[START WORKING DATA]
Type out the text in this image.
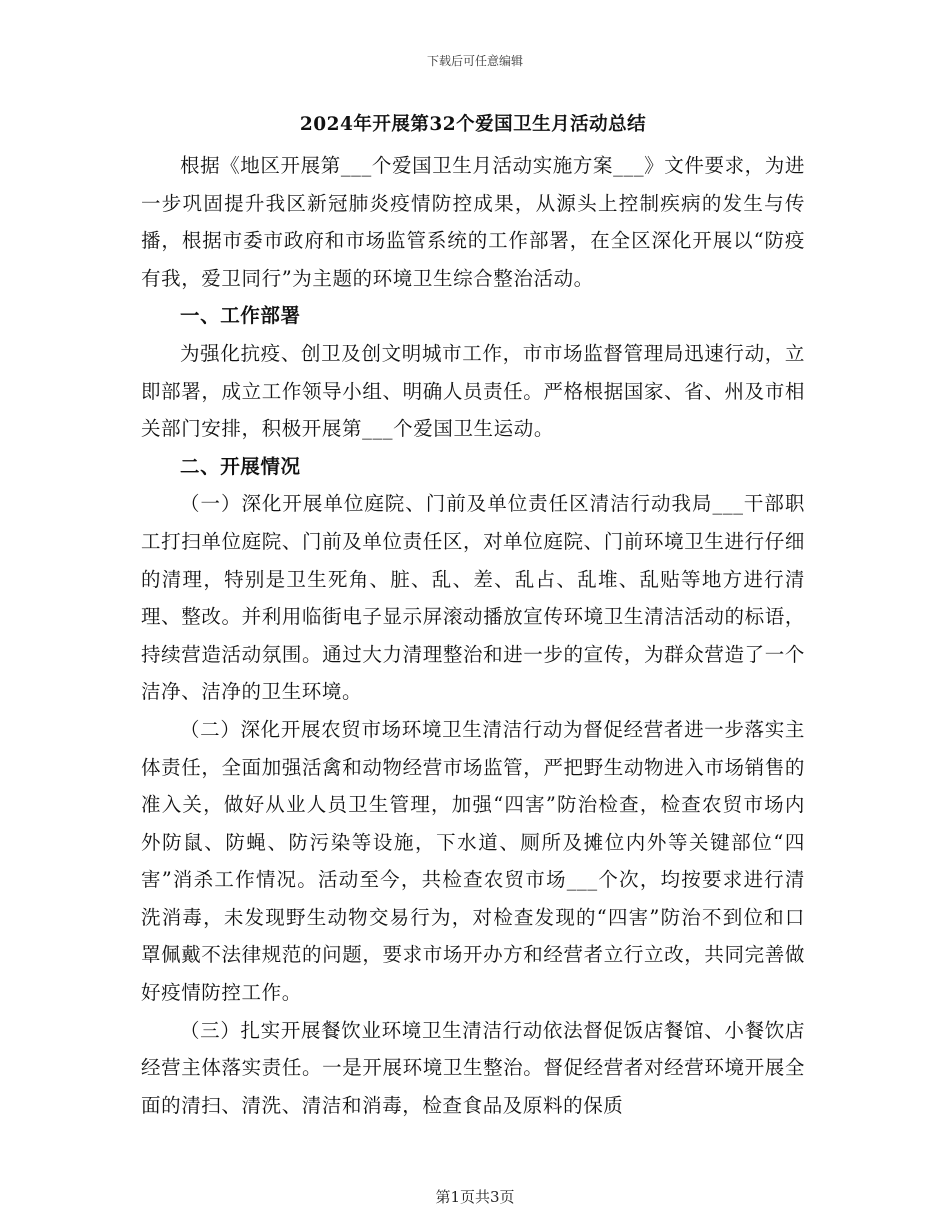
下载后可任意编辑
2024年开展第32个爱国卫生月活动总结

根据《地区开展第___个爱国卫生月活动实施方案___》文件要求，为进一步巩固提升我区新冠肺炎疫情防控成果，从源头上控制疾病的发生与传播，根据市委市政府和市场监管系统的工作部署，在全区深化开展以“防疫有我，爱卫同行”为主题的环境卫生综合整治活动。

一、工作部署

为强化抗疫、创卫及创文明城市工作，市市场监督管理局迅速行动，立即部署，成立工作领导小组、明确人员责任。严格根据国家、省、州及市相关部门安排，积极开展第___个爱国卫生运动。

二、开展情况

（一）深化开展单位庭院、门前及单位责任区清洁行动我局___干部职工打扫单位庭院、门前及单位责任区，对单位庭院、门前环境卫生进行仔细的清理，特别是卫生死角、脏、乱、差、乱占、乱堆、乱贴等地方进行清理、整改。并利用临街电子显示屏滚动播放宣传环境卫生清洁活动的标语，持续营造活动氛围。通过大力清理整治和进一步的宣传，为群众营造了一个洁净、洁净的卫生环境。

（二）深化开展农贸市场环境卫生清洁行动为督促经营者进一步落实主体责任，全面加强活禽和动物经营市场监管，严把野生动物进入市场销售的准入关，做好从业人员卫生管理，加强“四害”防治检查，检查农贸市场内外防鼠、防蝇、防污染等设施，下水道、厕所及摊位内外等关键部位“四害”消杀工作情况。活动至今，共检查农贸市场___个次，均按要求进行清洗消毒，未发现野生动物交易行为，对检查发现的“四害”防治不到位和口罩佩戴不法律规范的问题，要求市场开办方和经营者立行立改，共同完善做好疫情防控工作。

（三）扎实开展餐饮业环境卫生清洁行动依法督促饭店餐馆、小餐饮店经营主体落实责任。一是开展环境卫生整治。督促经营者对经营环境开展全面的清扫、清洗、清洁和消毒，检查食品及原料的保质

第1页共3页
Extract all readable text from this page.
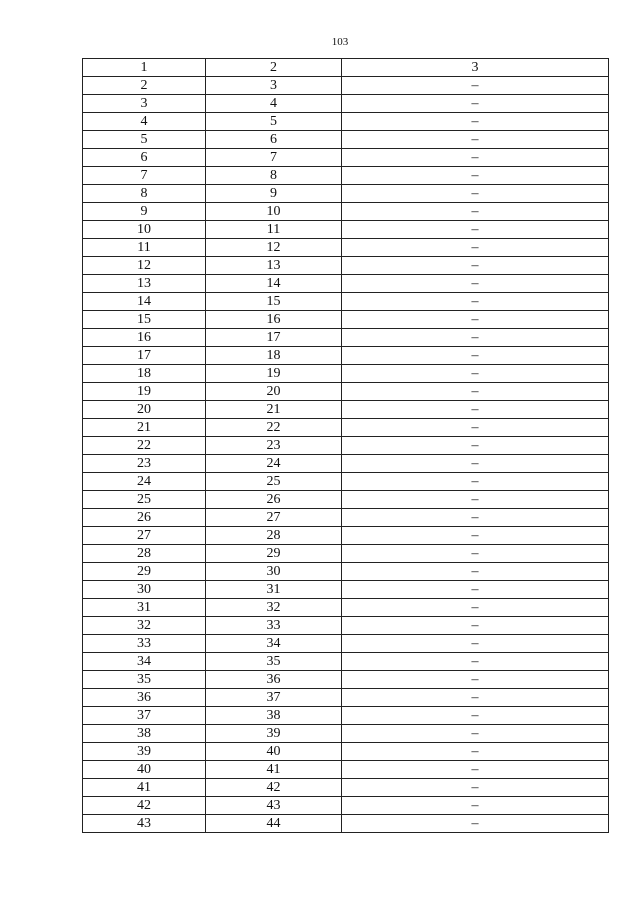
103
1	2	3
2	3	–
3	4	–
4	5	–
5	6	–
6	7	–
7	8	–
8	9	–
9	10	–
10	11	–
11	12	–
12	13	–
13	14	–
14	15	–
15	16	–
16	17	–
17	18	–
18	19	–
19	20	–
20	21	–
21	22	–
22	23	–
23	24	–
24	25	–
25	26	–
26	27	–
27	28	–
28	29	–
29	30	–
30	31	–
31	32	–
32	33	–
33	34	–
34	35	–
35	36	–
36	37	–
37	38	–
38	39	–
39	40	–
40	41	–
41	42	–
42	43	–
43	44	–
[END WORKING DATA]
◆ **EXERCISE GOAL**:
Copy each line exactly, and leave the pictures out of your copy.

◆ **RESPONSE BELOW**:
Type out the text in this image.
下载后可任意编辑
2024年开展第32个爱国卫生月活动总结

根据《地区开展第___个爱国卫生月活动实施方案___》文件要求，为进一步巩固提升我区新冠肺炎疫情防控成果，从源头上控制疾病的发生与传播，根据市委市政府和市场监管系统的工作部署，在全区深化开展以“防疫有我，爱卫同行”为主题的环境卫生综合整治活动。

一、工作部署

为强化抗疫、创卫及创文明城市工作，市市场监督管理局迅速行动，立即部署，成立工作领导小组、明确人员责任。严格根据国家、省、州及市相关部门安排，积极开展第___个爱国卫生运动。

二、开展情况

（一）深化开展单位庭院、门前及单位责任区清洁行动我局___干部职工打扫单位庭院、门前及单位责任区，对单位庭院、门前环境卫生进行仔细的清理，特别是卫生死角、脏、乱、差、乱占、乱堆、乱贴等地方进行清理、整改。并利用临街电子显示屏滚动播放宣传环境卫生清洁活动的标语，持续营造活动氛围。通过大力清理整治和进一步的宣传，为群众营造了一个洁净、洁净的卫生环境。

（二）深化开展农贸市场环境卫生清洁行动为督促经营者进一步落实主体责任，全面加强活禽和动物经营市场监管，严把野生动物进入市场销售的准入关，做好从业人员卫生管理，加强“四害”防治检查，检查农贸市场内外防鼠、防蝇、防污染等设施，下水道、厕所及摊位内外等关键部位“四害”消杀工作情况。活动至今，共检查农贸市场___个次，均按要求进行清洗消毒，未发现野生动物交易行为，对检查发现的“四害”防治不到位和口罩佩戴不法律规范的问题，要求市场开办方和经营者立行立改，共同完善做好疫情防控工作。

（三）扎实开展餐饮业环境卫生清洁行动依法督促饭店餐馆、小餐饮店经营主体落实责任。一是开展环境卫生整治。督促经营者对经营环境开展全面的清扫、清洗、清洁和消毒，检查食品及原料的保质

第1页共3页
Extract all readable text from this page.
103
1	2	3
2	3	–
3	4	–
4	5	–
5	6	–
6	7	–
7	8	–
8	9	–
9	10	–
10	11	–
11	12	–
12	13	–
13	14	–
14	15	–
15	16	–
16	17	–
17	18	–
18	19	–
19	20	–
20	21	–
21	22	–
22	23	–
23	24	–
24	25	–
25	26	–
26	27	–
27	28	–
28	29	–
29	30	–
30	31	–
31	32	–
32	33	–
33	34	–
34	35	–
35	36	–
36	37	–
37	38	–
38	39	–
39	40	–
40	41	–
41	42	–
42	43	–
43	44	–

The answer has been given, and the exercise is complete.